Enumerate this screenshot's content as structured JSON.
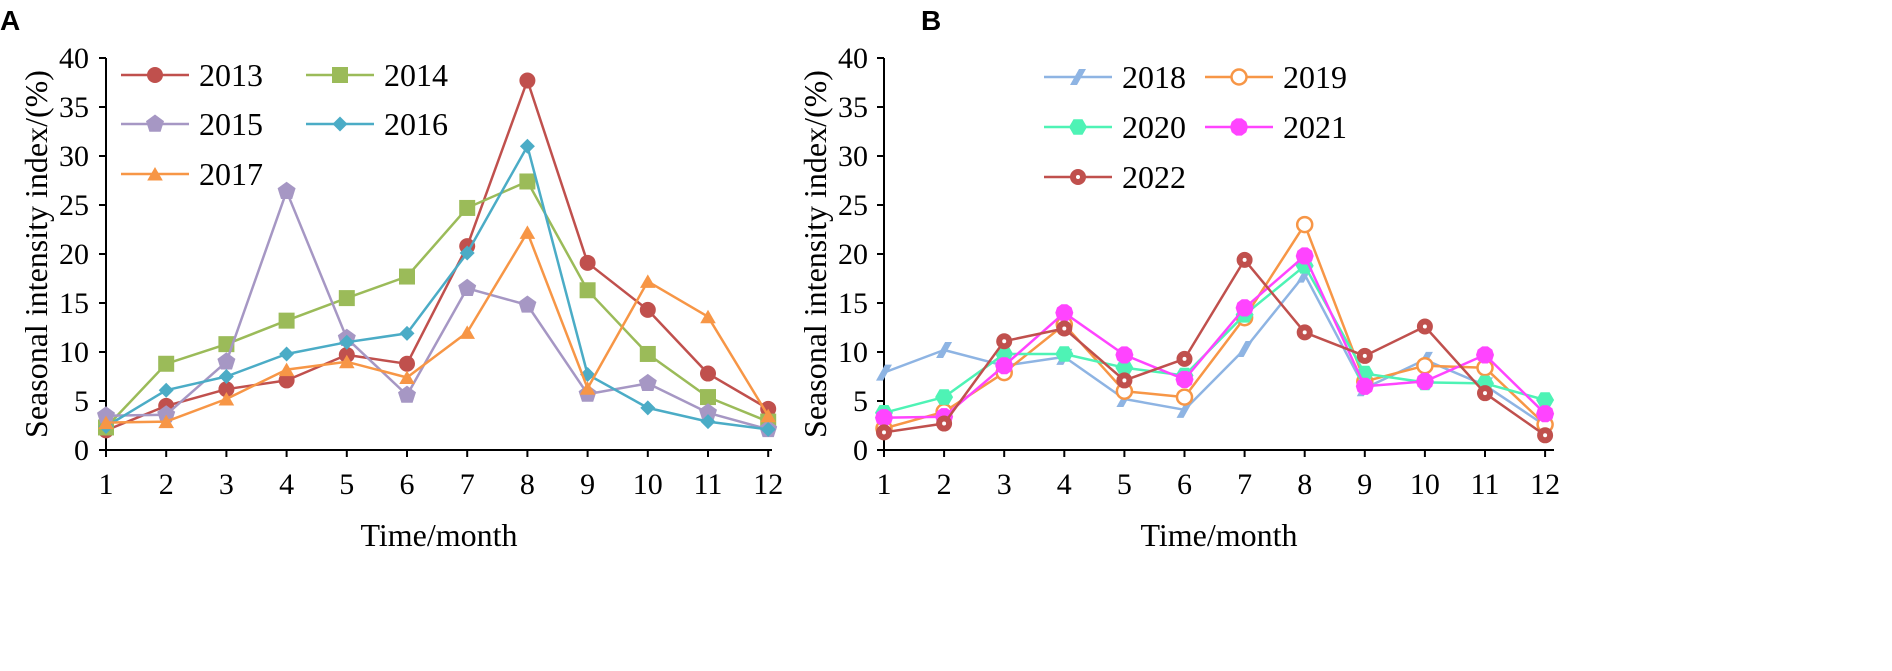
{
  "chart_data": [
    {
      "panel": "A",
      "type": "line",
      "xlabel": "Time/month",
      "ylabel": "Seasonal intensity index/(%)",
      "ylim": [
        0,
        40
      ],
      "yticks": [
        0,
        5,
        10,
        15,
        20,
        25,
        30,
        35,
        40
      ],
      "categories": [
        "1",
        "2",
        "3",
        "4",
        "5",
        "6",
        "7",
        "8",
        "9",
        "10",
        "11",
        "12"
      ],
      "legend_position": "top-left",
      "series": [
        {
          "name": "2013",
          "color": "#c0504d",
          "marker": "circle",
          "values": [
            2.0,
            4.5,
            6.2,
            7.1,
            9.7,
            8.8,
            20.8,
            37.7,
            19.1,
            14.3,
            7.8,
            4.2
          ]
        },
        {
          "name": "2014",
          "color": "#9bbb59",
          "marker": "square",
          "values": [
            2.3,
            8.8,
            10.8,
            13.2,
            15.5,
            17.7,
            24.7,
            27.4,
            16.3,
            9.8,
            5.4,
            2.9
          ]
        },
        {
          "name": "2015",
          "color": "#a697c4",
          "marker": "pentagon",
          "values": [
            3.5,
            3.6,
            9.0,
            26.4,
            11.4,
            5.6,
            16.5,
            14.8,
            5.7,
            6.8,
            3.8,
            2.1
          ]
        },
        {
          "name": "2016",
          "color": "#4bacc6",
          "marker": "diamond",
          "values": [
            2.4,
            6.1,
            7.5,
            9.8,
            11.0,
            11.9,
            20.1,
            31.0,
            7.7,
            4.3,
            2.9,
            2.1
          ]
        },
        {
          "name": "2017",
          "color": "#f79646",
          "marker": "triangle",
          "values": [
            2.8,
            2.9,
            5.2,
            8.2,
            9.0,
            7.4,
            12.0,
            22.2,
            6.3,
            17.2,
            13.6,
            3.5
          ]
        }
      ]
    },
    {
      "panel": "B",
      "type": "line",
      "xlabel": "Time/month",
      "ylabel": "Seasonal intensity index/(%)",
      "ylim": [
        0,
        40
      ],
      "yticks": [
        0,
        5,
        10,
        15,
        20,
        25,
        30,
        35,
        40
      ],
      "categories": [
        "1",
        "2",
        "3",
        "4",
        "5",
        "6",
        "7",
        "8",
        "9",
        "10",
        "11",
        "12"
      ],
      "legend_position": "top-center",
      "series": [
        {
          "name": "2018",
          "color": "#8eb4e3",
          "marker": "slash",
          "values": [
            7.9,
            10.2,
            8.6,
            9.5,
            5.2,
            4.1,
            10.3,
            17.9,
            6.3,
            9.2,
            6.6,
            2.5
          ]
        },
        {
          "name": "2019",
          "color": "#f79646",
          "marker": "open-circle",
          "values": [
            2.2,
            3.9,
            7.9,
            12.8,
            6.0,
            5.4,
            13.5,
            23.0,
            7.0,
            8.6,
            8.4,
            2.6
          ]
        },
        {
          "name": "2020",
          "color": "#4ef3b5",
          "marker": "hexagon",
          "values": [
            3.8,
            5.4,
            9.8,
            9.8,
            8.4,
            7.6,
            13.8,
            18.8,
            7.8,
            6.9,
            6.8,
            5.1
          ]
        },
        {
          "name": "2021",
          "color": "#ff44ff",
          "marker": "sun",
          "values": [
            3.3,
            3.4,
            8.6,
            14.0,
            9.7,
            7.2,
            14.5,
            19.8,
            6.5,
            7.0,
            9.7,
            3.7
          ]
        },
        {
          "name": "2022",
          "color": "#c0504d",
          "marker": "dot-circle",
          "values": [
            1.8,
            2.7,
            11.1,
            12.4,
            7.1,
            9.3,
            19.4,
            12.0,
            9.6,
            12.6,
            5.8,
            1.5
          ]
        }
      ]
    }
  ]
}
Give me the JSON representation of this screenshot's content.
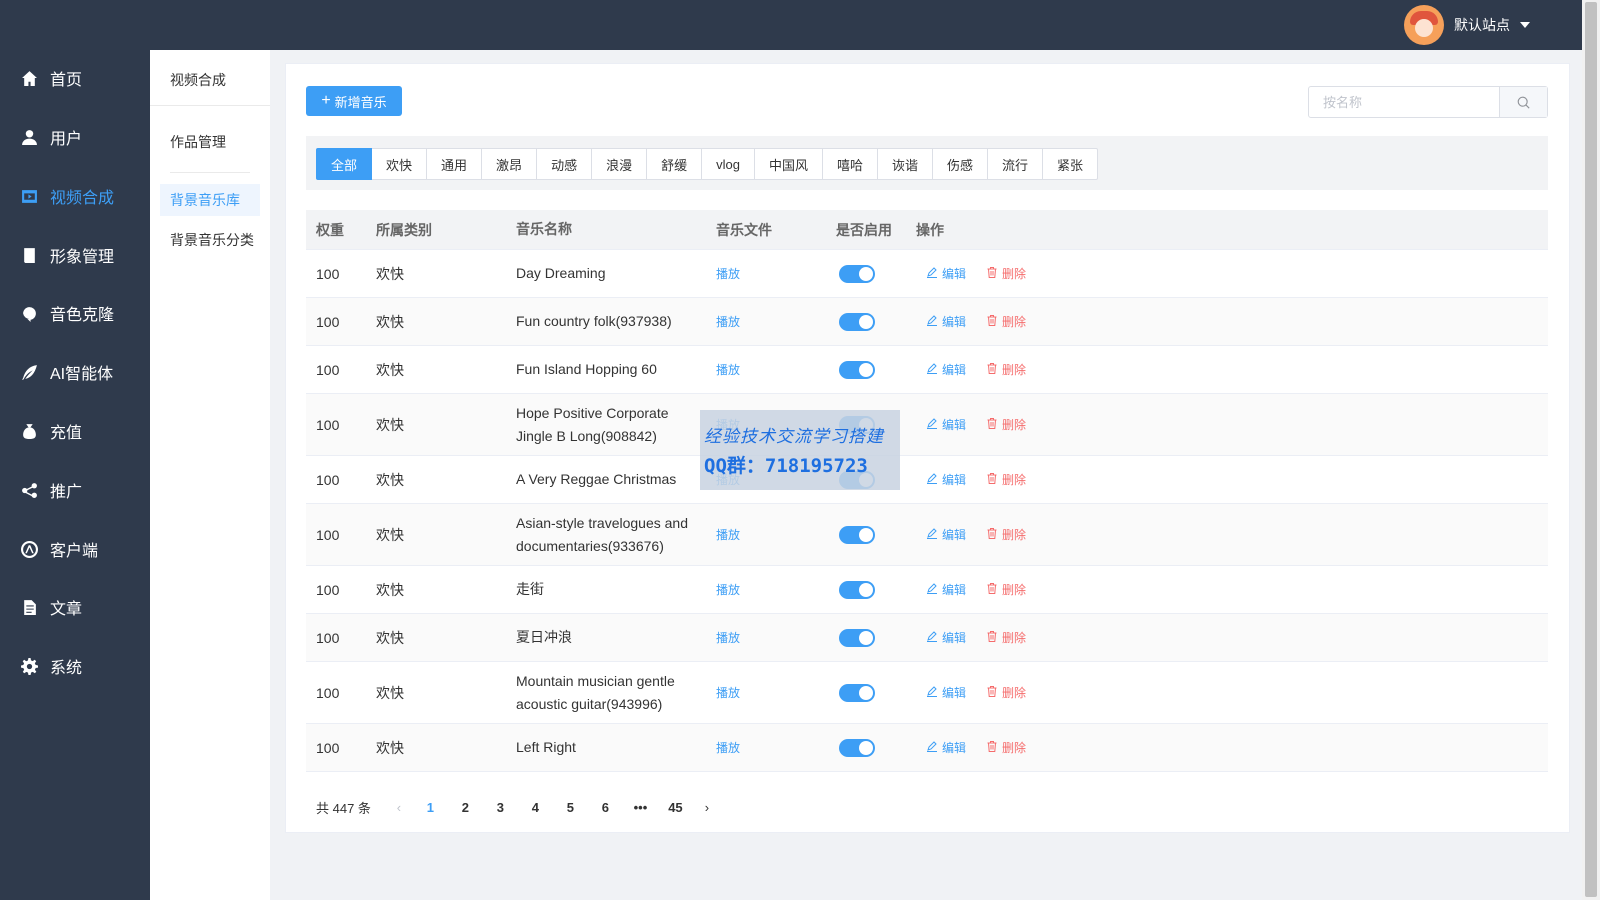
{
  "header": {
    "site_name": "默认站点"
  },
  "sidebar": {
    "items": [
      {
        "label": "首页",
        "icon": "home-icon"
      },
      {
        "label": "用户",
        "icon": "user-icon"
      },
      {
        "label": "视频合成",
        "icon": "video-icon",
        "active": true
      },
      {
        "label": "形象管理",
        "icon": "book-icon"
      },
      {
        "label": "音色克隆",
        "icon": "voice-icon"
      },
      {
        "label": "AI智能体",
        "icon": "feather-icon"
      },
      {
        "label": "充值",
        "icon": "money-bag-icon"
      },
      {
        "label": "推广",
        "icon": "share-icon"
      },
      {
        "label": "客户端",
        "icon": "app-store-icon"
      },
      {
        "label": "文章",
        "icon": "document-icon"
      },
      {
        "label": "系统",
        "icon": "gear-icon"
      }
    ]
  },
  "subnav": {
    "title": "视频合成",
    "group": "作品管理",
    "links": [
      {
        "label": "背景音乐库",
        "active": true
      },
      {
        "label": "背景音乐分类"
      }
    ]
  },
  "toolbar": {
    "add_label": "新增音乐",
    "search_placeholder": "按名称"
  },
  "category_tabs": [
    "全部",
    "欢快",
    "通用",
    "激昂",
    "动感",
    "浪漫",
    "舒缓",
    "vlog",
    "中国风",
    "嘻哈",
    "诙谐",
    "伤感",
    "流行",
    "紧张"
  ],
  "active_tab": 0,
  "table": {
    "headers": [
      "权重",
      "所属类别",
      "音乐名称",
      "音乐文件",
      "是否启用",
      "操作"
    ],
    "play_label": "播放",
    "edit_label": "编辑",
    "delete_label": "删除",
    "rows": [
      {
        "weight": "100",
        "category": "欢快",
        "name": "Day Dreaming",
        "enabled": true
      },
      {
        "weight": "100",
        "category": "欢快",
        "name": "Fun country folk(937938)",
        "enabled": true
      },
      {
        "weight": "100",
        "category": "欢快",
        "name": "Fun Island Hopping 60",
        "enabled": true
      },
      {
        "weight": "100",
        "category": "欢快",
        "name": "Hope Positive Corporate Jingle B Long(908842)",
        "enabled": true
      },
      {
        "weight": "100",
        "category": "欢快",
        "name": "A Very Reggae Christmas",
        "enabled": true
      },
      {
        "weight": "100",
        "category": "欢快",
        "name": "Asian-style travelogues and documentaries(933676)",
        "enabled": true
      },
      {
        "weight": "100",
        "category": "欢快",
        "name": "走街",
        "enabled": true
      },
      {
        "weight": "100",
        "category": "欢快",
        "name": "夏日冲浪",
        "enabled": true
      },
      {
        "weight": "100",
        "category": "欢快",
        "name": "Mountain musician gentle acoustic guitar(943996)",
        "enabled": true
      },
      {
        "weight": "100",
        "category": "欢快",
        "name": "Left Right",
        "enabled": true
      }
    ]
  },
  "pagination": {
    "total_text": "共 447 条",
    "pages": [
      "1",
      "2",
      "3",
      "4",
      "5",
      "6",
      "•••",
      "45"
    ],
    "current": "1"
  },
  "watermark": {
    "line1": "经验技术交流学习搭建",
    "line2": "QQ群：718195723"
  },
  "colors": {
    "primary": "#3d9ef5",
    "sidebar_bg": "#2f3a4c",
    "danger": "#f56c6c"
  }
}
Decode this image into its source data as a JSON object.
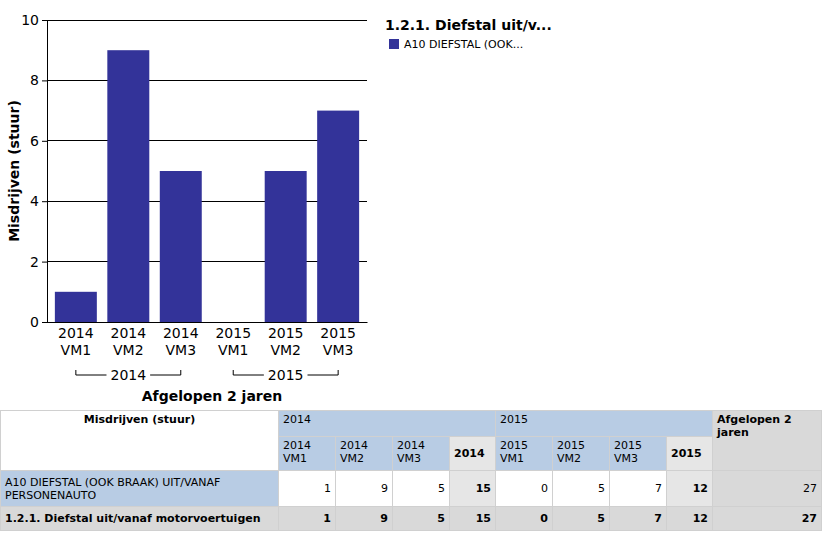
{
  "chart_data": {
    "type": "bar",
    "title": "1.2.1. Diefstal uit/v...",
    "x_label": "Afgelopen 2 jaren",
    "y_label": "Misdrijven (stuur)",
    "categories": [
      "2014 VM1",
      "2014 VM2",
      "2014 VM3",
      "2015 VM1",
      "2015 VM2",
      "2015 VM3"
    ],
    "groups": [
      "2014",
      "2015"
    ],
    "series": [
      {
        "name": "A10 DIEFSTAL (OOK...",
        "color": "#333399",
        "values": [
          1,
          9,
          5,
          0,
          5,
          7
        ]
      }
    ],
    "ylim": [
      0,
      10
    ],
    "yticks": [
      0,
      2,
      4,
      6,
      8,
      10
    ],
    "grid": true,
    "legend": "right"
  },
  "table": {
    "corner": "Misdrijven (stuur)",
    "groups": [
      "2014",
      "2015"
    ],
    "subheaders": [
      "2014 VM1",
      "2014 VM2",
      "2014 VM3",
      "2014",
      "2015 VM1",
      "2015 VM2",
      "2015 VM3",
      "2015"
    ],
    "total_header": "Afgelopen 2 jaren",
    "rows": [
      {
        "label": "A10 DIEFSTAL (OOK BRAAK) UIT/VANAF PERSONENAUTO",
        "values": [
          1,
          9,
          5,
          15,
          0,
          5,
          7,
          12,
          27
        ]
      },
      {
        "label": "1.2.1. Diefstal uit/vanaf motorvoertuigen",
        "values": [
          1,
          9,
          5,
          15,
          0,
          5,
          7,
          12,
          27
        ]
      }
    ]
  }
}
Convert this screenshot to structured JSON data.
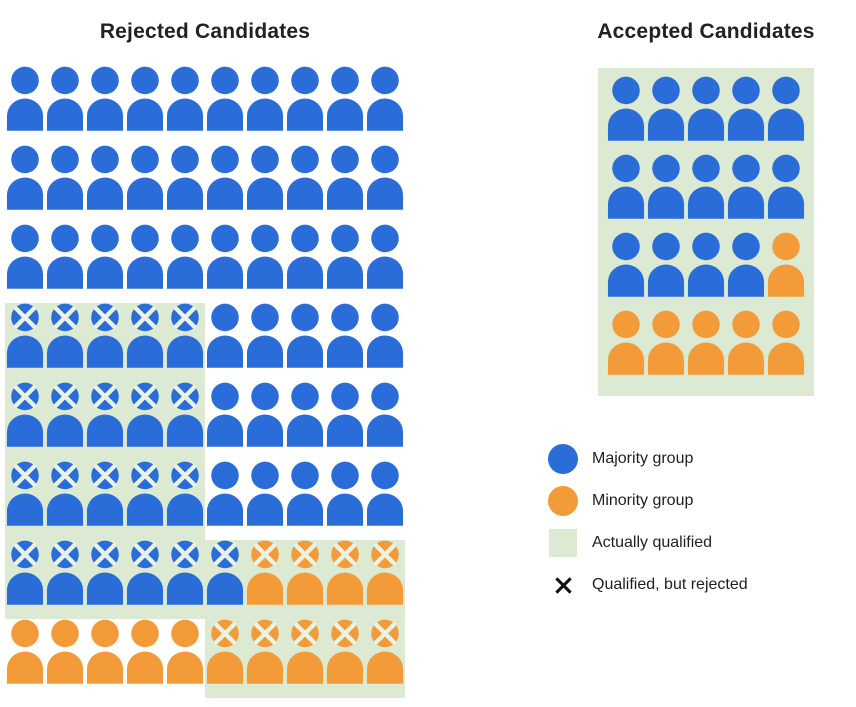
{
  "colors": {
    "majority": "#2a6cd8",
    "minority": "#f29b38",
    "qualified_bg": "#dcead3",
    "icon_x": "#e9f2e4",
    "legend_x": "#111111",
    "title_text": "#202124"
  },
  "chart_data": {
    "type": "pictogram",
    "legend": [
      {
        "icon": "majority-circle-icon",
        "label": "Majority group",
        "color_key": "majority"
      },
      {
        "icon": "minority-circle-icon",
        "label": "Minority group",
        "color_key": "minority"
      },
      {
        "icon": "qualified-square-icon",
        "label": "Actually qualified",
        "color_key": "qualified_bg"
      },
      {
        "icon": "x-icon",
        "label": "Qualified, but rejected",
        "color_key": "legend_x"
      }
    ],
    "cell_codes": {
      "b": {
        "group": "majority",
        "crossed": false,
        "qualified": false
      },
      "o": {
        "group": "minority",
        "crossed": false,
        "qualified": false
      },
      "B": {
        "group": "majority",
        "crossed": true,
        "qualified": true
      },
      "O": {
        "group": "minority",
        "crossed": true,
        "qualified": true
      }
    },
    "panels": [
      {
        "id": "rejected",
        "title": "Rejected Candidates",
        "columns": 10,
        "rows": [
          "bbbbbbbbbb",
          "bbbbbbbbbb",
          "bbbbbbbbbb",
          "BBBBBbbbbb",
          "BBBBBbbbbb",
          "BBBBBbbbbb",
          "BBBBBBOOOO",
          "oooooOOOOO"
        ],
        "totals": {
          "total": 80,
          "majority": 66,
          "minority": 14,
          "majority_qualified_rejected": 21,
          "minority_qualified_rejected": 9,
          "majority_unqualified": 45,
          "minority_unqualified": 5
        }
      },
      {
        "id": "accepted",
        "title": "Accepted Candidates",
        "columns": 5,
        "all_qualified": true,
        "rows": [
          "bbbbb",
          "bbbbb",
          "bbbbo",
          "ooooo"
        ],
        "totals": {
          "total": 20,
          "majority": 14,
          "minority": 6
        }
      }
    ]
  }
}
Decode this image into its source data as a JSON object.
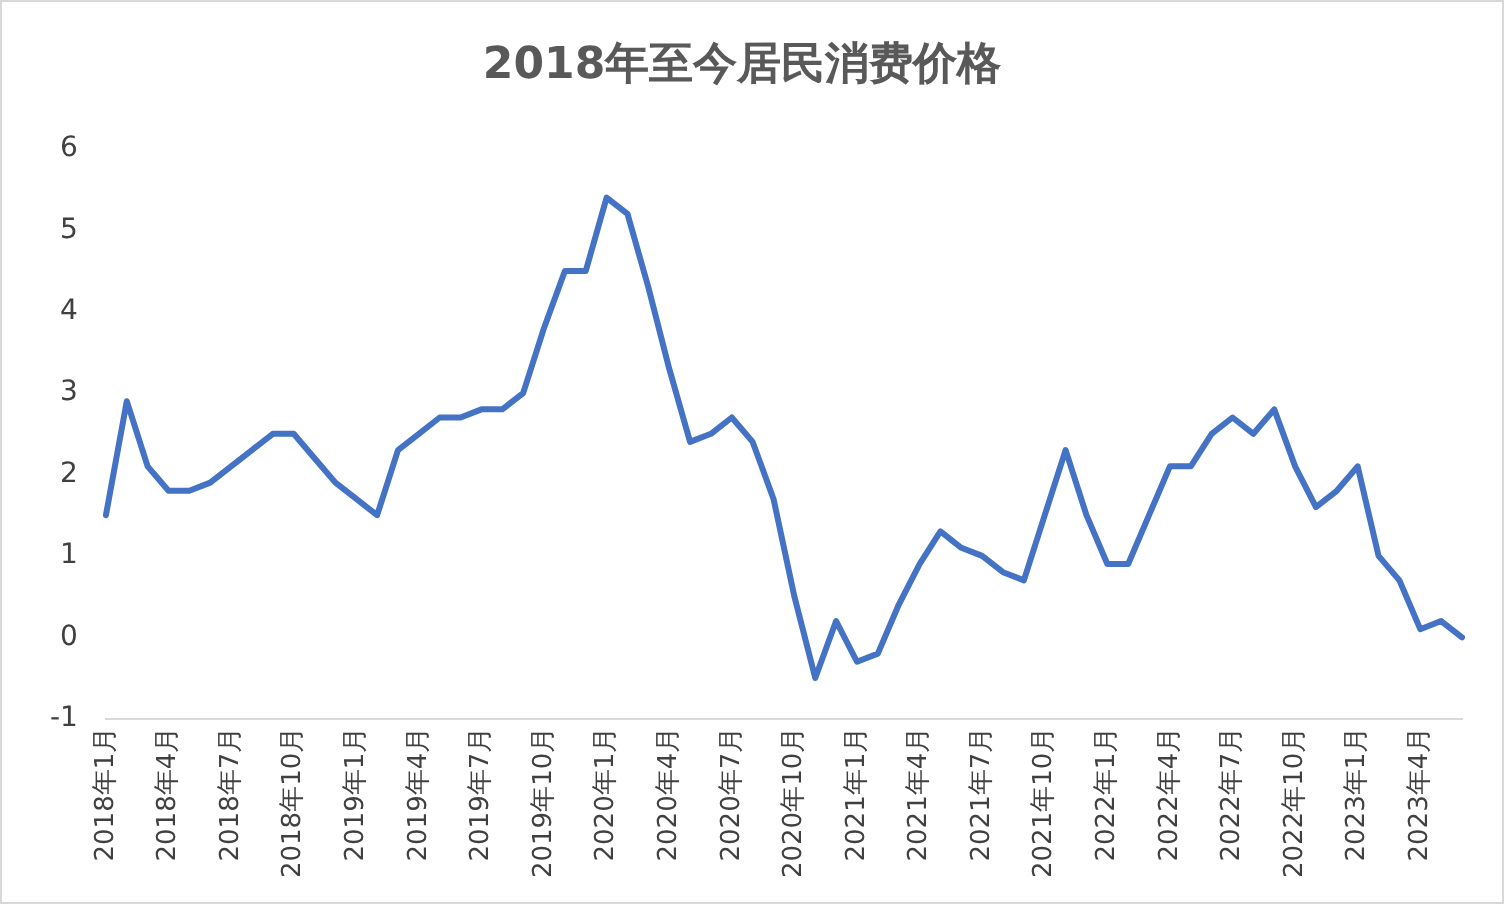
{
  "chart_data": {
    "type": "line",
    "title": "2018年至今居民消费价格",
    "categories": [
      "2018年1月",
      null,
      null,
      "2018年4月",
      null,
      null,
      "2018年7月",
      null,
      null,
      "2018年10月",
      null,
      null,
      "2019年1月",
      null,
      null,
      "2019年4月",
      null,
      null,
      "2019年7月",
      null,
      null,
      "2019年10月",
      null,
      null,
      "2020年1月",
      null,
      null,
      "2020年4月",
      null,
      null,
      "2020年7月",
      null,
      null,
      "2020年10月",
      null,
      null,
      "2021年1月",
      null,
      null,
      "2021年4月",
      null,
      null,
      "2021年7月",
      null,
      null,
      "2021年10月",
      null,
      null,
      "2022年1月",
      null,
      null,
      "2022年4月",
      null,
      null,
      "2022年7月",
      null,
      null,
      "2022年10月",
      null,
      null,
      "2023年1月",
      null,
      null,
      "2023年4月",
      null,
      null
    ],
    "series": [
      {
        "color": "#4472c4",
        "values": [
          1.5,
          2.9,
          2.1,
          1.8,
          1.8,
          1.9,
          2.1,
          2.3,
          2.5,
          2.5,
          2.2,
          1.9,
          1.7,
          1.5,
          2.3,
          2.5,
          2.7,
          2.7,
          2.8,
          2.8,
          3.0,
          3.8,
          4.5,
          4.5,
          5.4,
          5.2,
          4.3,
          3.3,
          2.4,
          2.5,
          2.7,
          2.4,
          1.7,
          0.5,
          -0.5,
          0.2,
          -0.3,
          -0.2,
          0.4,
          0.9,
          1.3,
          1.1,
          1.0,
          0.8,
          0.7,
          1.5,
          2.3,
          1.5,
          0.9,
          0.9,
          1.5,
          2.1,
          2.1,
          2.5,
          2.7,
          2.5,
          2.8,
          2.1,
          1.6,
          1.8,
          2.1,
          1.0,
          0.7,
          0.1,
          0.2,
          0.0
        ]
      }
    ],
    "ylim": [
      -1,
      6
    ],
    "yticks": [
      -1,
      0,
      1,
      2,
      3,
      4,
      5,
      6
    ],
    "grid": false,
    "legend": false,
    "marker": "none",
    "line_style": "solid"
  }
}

■ Exercise objective: Whichever lines contain the string "this", select and copy them.

■ The solution:
Enumerate this screenshot's content as structured JSON.
Give me the JSON representation of this screenshot's content.
Decode this image into its source data as a JSON object.
Convert this screenshot to structured JSON data.
Decode this image into its source data as a JSON object.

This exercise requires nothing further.